<<<<

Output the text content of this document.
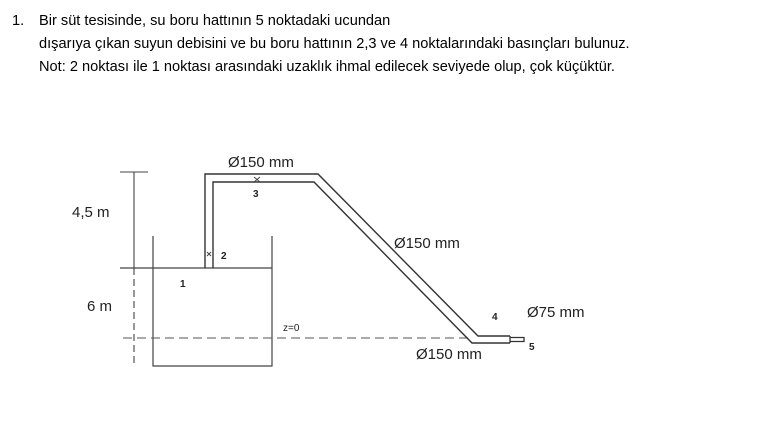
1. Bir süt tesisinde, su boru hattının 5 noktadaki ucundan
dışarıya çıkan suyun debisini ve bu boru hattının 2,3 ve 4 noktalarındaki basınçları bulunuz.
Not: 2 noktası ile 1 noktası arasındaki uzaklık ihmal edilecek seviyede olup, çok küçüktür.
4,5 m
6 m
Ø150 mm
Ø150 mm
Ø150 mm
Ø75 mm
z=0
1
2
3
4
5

>>>>
<<<<

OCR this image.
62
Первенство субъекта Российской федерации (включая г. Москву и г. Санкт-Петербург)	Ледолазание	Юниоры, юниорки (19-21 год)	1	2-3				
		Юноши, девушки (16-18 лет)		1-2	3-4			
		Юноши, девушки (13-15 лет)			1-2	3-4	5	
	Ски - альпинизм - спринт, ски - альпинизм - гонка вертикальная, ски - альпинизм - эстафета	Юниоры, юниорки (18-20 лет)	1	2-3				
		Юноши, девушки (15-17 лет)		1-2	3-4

>>>>

— GIVEN PROBLEM —
Report each line of the material above where the word "девушки" appears.

— PROBLEM SOLUTION —
		Юноши, девушки (16-18 лет)		1-2	3-4			
		Юноши, девушки (13-15 лет)			1-2	3-4	5	
		Юноши, девушки (15-17 лет)		1-2	3-4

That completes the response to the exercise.